Written exercise
In the entries, find all lines that hold the word "Configure" and copy them.

┄┄┄┄┄┄┄┄┄┄┄┄┄┄┄┄┄┄┄┄

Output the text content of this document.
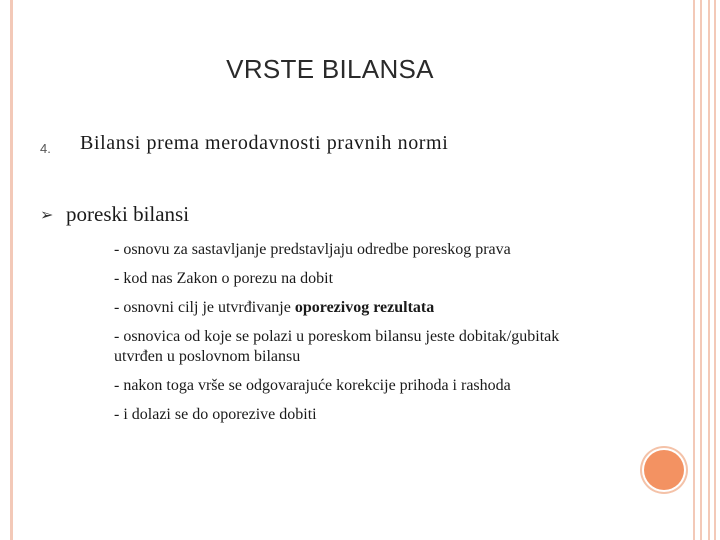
VRSTE BILANSA
4. Bilansi prema merodavnosti pravnih normi
➢ poreski bilansi
- osnovu za sastavljanje predstavljaju odredbe poreskog prava
- kod nas Zakon o porezu na dobit
- osnovni cilj je utvrđivanje oporezivog rezultata
- osnovica od koje se polazi u poreskom bilansu jeste dobitak/gubitak utvrđen u poslovnom bilansu
- nakon toga vrše se odgovarajuće korekcije prihoda i rashoda
- i dolazi se do oporezive dobiti
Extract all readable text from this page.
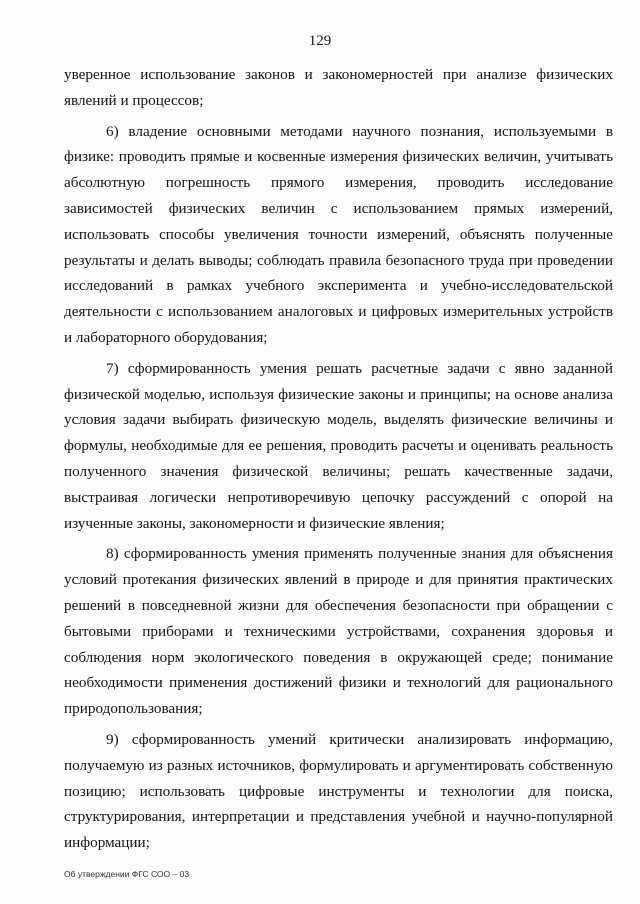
129

уверенное использование законов и закономерностей при анализе физических явлений и процессов;

6) владение основными методами научного познания, используемыми в физике: проводить прямые и косвенные измерения физических величин, учитывать абсолютную погрешность прямого измерения, проводить исследование зависимостей физических величин с использованием прямых измерений, использовать способы увеличения точности измерений, объяснять полученные результаты и делать выводы; соблюдать правила безопасного труда при проведении исследований в рамках учебного эксперимента и учебно-исследовательской деятельности с использованием аналоговых и цифровых измерительных устройств и лабораторного оборудования;

7) сформированность умения решать расчетные задачи с явно заданной физической моделью, используя физические законы и принципы; на основе анализа условия задачи выбирать физическую модель, выделять физические величины и формулы, необходимые для ее решения, проводить расчеты и оценивать реальность полученного значения физической величины; решать качественные задачи, выстраивая логически непротиворечивую цепочку рассуждений с опорой на изученные законы, закономерности и физические явления;

8) сформированность умения применять полученные знания для объяснения условий протекания физических явлений в природе и для принятия практических решений в повседневной жизни для обеспечения безопасности при обращении с бытовыми приборами и техническими устройствами, сохранения здоровья и соблюдения норм экологического поведения в окружающей среде; понимание необходимости применения достижений физики и технологий для рационального природопользования;

9) сформированность умений критически анализировать информацию, получаемую из разных источников, формулировать и аргументировать собственную позицию; использовать цифровые инструменты и технологии для поиска, структурирования, интерпретации и представления учебной и научно-популярной информации;

Об утверждении ФГС СОО – 03
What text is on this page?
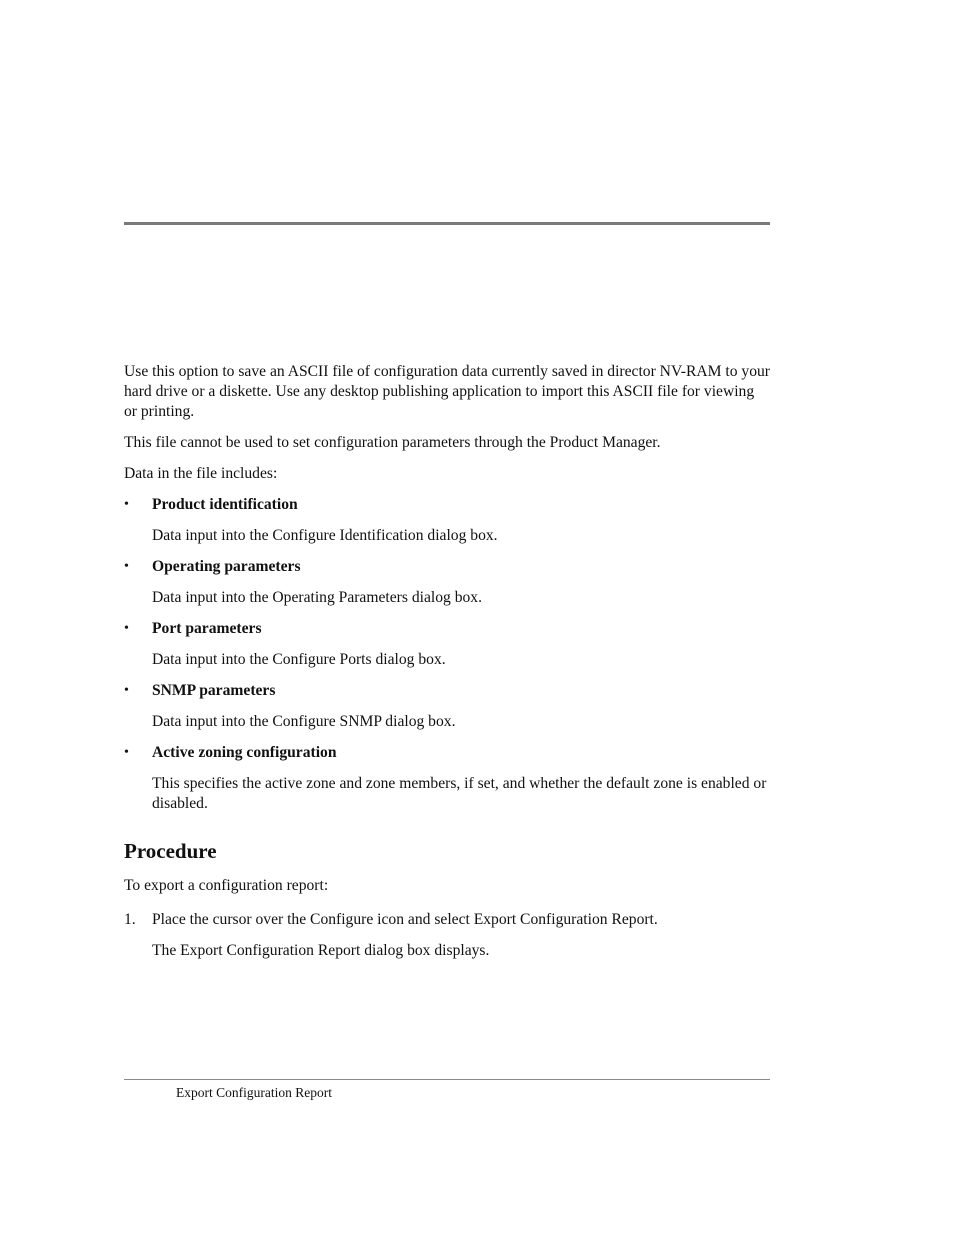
Use this option to save an ASCII file of configuration data currently saved in director NV-RAM to your hard drive or a diskette. Use any desktop publishing application to import this ASCII file for viewing or printing.

This file cannot be used to set configuration parameters through the Product Manager.

Data in the file includes:

• Product identification

Data input into the Configure Identification dialog box.

• Operating parameters

Data input into the Operating Parameters dialog box.

• Port parameters

Data input into the Configure Ports dialog box.

• SNMP parameters

Data input into the Configure SNMP dialog box.

• Active zoning configuration

This specifies the active zone and zone members, if set, and whether the default zone is enabled or disabled.

Procedure

To export a configuration report:

1. Place the cursor over the Configure icon and select Export Configuration Report.

The Export Configuration Report dialog box displays.

Export Configuration Report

┄┄┄┄┄┄┄┄┄┄┄┄┄┄┄┄┄┄┄┄

The response
Data input into the Configure Identification dialog box.
Data input into the Configure Ports dialog box.
Data input into the Configure SNMP dialog box.
1. Place the cursor over the Configure icon and select Export Configuration Report.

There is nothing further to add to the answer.